**Job**
Select the lines of the records containing the word "Högskoleverket" and list them.

**Dataset entries**
---

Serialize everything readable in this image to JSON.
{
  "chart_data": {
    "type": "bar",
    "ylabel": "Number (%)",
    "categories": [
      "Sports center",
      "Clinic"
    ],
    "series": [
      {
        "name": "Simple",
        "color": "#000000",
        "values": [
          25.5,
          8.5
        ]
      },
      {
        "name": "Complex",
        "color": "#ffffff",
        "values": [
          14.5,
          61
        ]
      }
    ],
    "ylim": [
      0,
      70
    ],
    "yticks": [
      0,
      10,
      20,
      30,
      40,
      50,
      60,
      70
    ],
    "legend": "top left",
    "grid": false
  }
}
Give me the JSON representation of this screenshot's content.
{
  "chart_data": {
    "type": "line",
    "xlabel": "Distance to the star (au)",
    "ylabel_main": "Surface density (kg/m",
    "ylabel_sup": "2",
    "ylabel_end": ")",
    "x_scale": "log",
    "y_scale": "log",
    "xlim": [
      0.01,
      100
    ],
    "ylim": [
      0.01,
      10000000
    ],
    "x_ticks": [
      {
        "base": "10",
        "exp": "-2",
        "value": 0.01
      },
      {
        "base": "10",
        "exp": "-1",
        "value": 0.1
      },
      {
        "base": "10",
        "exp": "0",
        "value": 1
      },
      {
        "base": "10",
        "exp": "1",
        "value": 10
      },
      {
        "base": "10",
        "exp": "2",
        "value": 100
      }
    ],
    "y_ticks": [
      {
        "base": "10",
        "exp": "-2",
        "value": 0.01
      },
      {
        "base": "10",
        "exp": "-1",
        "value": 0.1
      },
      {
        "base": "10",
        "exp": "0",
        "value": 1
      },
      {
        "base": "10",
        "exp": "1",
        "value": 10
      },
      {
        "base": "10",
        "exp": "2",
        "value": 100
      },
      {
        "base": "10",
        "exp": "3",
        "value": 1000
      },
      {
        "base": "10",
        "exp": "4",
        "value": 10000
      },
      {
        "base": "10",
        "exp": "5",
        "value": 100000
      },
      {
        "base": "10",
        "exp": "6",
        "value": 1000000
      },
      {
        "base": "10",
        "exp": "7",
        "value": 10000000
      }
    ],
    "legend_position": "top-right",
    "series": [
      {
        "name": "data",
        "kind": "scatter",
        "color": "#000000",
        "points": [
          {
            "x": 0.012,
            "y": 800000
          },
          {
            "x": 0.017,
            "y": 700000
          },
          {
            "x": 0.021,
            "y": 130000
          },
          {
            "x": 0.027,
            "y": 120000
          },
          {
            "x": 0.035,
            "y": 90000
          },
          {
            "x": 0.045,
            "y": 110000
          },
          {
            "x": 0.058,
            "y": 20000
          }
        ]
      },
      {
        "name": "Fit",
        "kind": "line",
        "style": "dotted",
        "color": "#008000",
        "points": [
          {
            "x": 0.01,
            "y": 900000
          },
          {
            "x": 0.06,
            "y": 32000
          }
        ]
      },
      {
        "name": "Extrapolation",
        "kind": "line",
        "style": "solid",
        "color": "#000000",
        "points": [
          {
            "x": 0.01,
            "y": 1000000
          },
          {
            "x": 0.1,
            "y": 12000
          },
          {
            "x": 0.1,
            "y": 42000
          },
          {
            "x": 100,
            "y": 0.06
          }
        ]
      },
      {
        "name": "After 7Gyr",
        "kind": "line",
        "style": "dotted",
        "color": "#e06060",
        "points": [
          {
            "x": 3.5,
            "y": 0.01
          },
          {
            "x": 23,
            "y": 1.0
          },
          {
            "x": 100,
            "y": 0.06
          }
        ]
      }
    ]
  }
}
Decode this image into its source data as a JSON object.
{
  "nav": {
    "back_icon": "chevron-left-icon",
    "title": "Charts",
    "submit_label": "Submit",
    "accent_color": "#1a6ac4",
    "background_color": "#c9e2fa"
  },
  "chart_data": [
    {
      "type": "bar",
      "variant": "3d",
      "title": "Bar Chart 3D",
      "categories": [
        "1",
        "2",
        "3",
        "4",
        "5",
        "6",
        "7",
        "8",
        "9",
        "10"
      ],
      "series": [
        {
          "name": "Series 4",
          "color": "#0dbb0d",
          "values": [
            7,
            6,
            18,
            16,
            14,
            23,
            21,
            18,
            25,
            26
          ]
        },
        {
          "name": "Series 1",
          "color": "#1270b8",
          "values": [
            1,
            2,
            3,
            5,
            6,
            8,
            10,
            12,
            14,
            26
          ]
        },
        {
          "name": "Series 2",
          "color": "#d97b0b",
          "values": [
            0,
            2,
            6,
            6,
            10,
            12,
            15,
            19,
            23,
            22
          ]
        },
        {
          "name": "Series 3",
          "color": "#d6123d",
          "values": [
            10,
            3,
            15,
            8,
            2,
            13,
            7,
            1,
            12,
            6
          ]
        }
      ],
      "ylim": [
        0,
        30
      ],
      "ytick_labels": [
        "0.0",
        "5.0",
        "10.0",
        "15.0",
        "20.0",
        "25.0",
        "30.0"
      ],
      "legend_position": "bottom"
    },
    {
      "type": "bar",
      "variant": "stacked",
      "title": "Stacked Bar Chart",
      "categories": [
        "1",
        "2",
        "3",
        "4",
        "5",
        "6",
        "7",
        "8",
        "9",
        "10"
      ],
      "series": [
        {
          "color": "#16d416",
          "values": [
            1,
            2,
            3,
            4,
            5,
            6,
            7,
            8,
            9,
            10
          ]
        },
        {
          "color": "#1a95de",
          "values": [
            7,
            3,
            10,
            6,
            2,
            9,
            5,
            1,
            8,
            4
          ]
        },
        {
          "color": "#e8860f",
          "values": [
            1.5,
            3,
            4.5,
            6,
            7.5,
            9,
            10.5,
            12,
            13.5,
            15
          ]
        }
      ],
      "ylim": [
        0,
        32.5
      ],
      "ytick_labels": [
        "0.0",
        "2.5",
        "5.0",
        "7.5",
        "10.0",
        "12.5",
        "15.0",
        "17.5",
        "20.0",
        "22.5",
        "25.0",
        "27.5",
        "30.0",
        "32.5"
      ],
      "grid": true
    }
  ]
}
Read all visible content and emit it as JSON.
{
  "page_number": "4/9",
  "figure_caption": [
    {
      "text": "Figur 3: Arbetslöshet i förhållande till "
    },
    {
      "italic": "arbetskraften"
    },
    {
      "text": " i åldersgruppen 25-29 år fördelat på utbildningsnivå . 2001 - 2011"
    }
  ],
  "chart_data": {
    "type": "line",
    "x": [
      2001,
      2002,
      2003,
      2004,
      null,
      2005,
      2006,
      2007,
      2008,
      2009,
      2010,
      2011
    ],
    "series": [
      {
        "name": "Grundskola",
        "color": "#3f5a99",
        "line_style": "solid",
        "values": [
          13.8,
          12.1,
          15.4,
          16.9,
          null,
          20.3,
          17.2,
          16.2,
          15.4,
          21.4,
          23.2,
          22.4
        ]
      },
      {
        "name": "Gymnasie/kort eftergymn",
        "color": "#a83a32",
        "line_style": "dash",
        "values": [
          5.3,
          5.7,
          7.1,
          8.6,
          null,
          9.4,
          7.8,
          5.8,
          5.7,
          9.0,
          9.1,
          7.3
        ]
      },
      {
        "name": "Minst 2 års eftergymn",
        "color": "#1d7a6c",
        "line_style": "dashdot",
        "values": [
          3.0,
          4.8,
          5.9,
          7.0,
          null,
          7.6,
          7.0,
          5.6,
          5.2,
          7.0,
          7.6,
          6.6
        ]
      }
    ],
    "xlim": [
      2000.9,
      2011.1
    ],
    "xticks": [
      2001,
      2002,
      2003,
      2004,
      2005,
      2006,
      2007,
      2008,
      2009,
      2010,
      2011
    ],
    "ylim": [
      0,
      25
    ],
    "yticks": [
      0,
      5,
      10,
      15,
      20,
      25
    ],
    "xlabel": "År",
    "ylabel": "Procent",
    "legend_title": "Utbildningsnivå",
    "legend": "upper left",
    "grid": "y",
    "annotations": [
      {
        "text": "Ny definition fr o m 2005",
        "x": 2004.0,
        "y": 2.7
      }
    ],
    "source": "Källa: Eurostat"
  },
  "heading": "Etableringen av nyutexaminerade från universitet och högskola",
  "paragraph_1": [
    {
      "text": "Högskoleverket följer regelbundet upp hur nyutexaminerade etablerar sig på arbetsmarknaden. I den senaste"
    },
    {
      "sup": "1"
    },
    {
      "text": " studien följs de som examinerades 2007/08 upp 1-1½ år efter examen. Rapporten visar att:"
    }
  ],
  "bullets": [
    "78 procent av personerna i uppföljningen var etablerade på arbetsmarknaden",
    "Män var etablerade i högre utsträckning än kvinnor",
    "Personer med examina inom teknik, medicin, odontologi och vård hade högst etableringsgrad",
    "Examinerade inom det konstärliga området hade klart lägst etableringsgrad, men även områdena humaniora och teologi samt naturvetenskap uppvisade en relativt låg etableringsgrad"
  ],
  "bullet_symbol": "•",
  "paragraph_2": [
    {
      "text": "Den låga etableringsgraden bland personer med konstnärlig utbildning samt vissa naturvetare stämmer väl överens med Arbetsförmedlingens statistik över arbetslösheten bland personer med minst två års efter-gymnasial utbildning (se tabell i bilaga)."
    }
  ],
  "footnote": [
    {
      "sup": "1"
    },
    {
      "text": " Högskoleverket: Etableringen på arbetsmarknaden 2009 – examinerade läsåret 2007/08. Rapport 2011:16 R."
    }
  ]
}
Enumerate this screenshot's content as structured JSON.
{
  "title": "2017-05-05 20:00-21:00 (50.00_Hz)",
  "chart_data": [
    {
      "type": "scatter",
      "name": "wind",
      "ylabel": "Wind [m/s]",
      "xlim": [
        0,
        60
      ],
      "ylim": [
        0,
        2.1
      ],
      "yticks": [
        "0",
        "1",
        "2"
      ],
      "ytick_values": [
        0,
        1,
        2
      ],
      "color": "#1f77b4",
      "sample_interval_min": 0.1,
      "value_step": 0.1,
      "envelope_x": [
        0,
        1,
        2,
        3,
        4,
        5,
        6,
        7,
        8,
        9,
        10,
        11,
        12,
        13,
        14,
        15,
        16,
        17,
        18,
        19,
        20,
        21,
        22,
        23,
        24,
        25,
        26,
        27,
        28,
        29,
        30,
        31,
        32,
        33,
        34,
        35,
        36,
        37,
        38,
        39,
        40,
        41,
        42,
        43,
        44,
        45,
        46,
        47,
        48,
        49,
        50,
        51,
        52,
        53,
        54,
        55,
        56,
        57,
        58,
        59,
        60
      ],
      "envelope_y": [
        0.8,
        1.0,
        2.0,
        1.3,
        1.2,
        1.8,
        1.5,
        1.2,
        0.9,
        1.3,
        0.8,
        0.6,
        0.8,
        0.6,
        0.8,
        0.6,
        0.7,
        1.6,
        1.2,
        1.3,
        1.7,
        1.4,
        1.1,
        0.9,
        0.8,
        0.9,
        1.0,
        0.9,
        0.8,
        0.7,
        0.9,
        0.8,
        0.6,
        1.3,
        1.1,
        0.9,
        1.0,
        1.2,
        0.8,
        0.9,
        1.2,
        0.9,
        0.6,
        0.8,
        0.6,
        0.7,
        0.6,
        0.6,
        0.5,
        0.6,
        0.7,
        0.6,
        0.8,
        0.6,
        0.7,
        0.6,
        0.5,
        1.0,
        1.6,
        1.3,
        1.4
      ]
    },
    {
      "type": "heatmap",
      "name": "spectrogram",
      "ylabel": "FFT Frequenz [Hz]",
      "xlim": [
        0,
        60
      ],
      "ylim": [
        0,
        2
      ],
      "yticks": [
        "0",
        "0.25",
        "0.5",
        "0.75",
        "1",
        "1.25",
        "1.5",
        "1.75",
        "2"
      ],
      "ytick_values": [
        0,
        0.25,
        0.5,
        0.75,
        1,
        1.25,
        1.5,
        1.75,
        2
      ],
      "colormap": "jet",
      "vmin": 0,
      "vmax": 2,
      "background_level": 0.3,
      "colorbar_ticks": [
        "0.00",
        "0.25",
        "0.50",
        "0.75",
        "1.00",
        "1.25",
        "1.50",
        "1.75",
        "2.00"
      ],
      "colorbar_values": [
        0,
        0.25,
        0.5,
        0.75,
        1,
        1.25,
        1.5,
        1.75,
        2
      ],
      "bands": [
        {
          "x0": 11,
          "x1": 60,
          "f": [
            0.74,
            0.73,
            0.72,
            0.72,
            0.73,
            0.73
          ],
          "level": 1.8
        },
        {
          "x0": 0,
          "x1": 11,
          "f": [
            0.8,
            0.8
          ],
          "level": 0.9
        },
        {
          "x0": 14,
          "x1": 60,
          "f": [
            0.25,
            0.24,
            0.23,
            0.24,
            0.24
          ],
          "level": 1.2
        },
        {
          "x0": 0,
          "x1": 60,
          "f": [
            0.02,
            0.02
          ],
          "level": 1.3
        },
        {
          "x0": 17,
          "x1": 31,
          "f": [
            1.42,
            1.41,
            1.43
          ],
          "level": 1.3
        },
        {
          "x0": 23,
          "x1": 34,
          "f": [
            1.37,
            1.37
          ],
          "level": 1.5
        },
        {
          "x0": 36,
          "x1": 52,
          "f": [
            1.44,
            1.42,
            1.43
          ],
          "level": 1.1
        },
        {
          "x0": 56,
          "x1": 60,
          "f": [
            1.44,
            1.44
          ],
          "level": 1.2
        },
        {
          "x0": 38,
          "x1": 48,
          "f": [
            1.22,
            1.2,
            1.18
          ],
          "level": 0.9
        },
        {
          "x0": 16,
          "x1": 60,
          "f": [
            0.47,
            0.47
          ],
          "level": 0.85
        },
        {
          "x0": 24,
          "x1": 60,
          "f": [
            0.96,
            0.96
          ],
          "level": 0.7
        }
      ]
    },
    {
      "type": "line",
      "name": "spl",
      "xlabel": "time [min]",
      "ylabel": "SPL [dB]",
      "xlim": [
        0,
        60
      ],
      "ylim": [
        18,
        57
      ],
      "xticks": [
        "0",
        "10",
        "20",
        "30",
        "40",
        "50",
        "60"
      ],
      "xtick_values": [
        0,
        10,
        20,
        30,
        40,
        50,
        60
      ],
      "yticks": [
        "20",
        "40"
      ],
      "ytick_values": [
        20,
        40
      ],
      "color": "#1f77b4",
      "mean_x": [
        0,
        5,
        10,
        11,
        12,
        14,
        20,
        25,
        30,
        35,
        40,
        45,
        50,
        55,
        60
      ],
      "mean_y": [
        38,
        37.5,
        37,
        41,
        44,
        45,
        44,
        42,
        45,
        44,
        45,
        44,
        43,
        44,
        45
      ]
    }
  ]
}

---

**Response to the task**
      "text": "Högskoleverket följer regelbundet upp hur nyutexaminerade etablerar sig på arbetsmarknaden. I den senaste"
      "text": " Högskoleverket: Etableringen på arbetsmarknaden 2009 – examinerade läsåret 2007/08. Rapport 2011:16 R."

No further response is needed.